(Stored records)
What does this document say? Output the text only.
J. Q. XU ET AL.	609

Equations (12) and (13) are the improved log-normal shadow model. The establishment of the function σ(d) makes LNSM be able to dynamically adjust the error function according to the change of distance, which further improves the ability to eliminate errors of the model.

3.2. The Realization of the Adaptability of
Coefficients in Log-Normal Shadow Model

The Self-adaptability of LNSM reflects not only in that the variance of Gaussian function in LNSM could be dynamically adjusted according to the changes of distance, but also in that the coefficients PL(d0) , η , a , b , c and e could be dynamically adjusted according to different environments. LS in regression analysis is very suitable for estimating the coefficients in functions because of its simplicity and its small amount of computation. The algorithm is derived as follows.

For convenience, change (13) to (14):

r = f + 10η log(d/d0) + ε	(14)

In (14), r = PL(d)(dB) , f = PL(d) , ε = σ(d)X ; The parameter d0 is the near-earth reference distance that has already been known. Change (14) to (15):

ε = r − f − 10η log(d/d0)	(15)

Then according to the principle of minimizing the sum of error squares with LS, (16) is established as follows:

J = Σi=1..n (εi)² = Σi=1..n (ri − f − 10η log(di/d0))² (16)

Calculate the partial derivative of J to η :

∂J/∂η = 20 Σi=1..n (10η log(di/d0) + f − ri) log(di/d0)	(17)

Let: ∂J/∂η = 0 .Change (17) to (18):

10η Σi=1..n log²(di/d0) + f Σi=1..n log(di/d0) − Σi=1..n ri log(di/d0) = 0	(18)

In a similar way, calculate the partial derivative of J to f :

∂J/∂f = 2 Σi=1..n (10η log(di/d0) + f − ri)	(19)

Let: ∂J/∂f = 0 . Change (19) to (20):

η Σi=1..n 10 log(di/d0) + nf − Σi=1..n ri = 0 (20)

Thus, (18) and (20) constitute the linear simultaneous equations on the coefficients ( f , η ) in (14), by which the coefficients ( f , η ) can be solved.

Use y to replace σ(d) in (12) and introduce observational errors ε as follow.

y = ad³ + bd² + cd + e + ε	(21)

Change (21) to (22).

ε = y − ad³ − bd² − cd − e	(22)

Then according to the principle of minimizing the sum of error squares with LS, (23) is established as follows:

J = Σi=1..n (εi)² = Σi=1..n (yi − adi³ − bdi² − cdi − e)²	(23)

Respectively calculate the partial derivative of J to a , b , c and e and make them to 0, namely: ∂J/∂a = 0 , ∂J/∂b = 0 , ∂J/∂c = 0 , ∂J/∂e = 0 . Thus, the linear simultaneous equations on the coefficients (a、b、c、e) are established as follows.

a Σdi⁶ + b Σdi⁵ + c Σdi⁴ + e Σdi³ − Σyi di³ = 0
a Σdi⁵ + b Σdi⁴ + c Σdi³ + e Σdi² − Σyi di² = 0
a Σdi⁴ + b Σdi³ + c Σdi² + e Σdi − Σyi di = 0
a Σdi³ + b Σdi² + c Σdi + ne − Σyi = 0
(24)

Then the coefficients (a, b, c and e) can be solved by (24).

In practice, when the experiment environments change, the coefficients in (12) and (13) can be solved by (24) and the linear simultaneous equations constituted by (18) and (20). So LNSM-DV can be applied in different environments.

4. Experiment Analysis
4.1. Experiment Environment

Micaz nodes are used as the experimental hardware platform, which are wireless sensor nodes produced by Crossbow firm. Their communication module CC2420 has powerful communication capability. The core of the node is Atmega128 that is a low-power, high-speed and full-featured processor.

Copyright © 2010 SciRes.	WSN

SHORT EXERCISE »
In the listing, find every line with the word "solved" and state how many there are, nothing more.

RESPONSE »
3